[EXERCISE OBJECTIVE]
Copy out every row below word for word, keeping all names, text and numbers unchanged.

Element placement data:
---*---
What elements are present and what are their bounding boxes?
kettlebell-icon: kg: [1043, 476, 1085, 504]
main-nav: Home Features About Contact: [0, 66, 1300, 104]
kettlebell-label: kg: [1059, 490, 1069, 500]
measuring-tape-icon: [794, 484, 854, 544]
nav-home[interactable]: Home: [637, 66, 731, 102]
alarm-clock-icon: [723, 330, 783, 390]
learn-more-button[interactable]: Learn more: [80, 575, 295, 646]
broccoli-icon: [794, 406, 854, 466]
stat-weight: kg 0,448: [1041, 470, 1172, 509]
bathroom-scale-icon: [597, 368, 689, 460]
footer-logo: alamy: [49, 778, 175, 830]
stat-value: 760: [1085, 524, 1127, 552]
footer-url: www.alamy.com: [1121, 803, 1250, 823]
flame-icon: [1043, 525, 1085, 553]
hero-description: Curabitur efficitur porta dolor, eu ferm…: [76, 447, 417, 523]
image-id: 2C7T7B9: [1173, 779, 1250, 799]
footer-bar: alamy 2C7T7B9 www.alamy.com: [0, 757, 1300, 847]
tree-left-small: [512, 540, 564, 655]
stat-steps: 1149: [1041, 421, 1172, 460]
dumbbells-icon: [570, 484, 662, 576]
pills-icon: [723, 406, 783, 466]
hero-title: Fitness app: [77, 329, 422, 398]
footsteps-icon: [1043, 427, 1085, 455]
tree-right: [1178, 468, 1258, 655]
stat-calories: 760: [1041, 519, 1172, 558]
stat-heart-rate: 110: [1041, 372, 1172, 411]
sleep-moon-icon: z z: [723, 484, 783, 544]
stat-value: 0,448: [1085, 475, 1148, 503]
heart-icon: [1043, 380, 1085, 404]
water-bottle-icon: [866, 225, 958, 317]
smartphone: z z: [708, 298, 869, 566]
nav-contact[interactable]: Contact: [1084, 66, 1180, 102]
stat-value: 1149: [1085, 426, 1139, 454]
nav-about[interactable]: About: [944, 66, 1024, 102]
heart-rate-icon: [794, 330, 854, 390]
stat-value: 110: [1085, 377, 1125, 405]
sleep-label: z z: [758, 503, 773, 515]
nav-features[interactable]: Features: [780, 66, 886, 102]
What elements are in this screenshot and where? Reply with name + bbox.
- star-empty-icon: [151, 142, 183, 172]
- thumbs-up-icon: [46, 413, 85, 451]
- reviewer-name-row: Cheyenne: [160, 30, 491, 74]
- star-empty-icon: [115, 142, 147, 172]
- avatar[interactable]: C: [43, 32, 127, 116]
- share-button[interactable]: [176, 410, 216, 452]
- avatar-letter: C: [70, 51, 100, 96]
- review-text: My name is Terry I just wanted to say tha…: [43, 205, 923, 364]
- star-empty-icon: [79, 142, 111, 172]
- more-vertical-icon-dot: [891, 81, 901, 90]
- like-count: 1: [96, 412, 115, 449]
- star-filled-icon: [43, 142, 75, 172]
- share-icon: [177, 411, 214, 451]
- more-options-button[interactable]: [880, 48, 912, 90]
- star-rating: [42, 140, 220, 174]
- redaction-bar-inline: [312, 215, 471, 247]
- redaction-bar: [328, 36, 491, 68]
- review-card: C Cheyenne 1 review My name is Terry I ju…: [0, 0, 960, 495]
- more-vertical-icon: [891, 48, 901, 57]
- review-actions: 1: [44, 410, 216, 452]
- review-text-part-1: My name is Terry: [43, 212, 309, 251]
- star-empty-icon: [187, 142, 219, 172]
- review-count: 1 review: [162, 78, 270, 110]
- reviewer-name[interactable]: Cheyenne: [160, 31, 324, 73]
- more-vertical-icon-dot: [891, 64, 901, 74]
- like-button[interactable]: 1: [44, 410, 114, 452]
---*---
[SOLVED EXERCISE]
What elements are present and what are their bounding boxes?
kettlebell-icon: kg: [1043, 476, 1085, 504]
main-nav: Home Features About Contact: [0, 66, 1300, 104]
kettlebell-label: kg: [1059, 490, 1069, 500]
measuring-tape-icon: [794, 484, 854, 544]
nav-home[interactable]: Home: [637, 66, 731, 102]
alarm-clock-icon: [723, 330, 783, 390]
learn-more-button[interactable]: Learn more: [80, 575, 295, 646]
broccoli-icon: [794, 406, 854, 466]
stat-weight: kg 0,448: [1041, 470, 1172, 509]
bathroom-scale-icon: [597, 368, 689, 460]
footer-logo: alamy: [49, 778, 175, 830]
stat-value: 760: [1085, 524, 1127, 552]
footer-url: www.alamy.com: [1121, 803, 1250, 823]
flame-icon: [1043, 525, 1085, 553]
hero-description: Curabitur efficitur porta dolor, eu ferm…: [76, 447, 417, 523]
image-id: 2C7T7B9: [1173, 779, 1250, 799]
footer-bar: alamy 2C7T7B9 www.alamy.com: [0, 757, 1300, 847]
tree-left-small: [512, 540, 564, 655]
stat-steps: 1149: [1041, 421, 1172, 460]
dumbbells-icon: [570, 484, 662, 576]
pills-icon: [723, 406, 783, 466]
hero-title: Fitness app: [77, 329, 422, 398]
footsteps-icon: [1043, 427, 1085, 455]
tree-right: [1178, 468, 1258, 655]
stat-calories: 760: [1041, 519, 1172, 558]
stat-heart-rate: 110: [1041, 372, 1172, 411]
sleep-moon-icon: z z: [723, 484, 783, 544]
stat-value: 0,448: [1085, 475, 1148, 503]
heart-icon: [1043, 380, 1085, 404]
water-bottle-icon: [866, 225, 958, 317]
smartphone: z z: [708, 298, 869, 566]
nav-contact[interactable]: Contact: [1084, 66, 1180, 102]
stat-value: 1149: [1085, 426, 1139, 454]
nav-about[interactable]: About: [944, 66, 1024, 102]
heart-rate-icon: [794, 330, 854, 390]
stat-value: 110: [1085, 377, 1125, 405]
sleep-label: z z: [758, 503, 773, 515]
nav-features[interactable]: Features: [780, 66, 886, 102]
What elements are in this screenshot and where? Reply with name + bbox.
- star-empty-icon: [151, 142, 183, 172]
- thumbs-up-icon: [46, 413, 85, 451]
- reviewer-name-row: Cheyenne: [160, 30, 491, 74]
- star-empty-icon: [115, 142, 147, 172]
- avatar[interactable]: C: [43, 32, 127, 116]
- share-button[interactable]: [176, 410, 216, 452]
- avatar-letter: C: [70, 51, 100, 96]
- review-text: My name is Terry I just wanted to say tha…: [43, 205, 923, 364]
- star-empty-icon: [79, 142, 111, 172]
- more-vertical-icon-dot: [891, 81, 901, 90]
- like-count: 1: [96, 412, 115, 449]
- star-filled-icon: [43, 142, 75, 172]
- share-icon: [177, 411, 214, 451]
- more-options-button[interactable]: [880, 48, 912, 90]
- star-rating: [42, 140, 220, 174]
- redaction-bar-inline: [312, 215, 471, 247]
- redaction-bar: [328, 36, 491, 68]
- review-card: C Cheyenne 1 review My name is Terry I ju…: [0, 0, 960, 495]
- more-vertical-icon: [891, 48, 901, 57]
- review-actions: 1: [44, 410, 216, 452]
- review-text-part-1: My name is Terry: [43, 212, 309, 251]
- star-empty-icon: [187, 142, 219, 172]
- review-count: 1 review: [162, 78, 270, 110]
- reviewer-name[interactable]: Cheyenne: [160, 31, 324, 73]
- more-vertical-icon-dot: [891, 64, 901, 74]
- like-button[interactable]: 1: [44, 410, 114, 452]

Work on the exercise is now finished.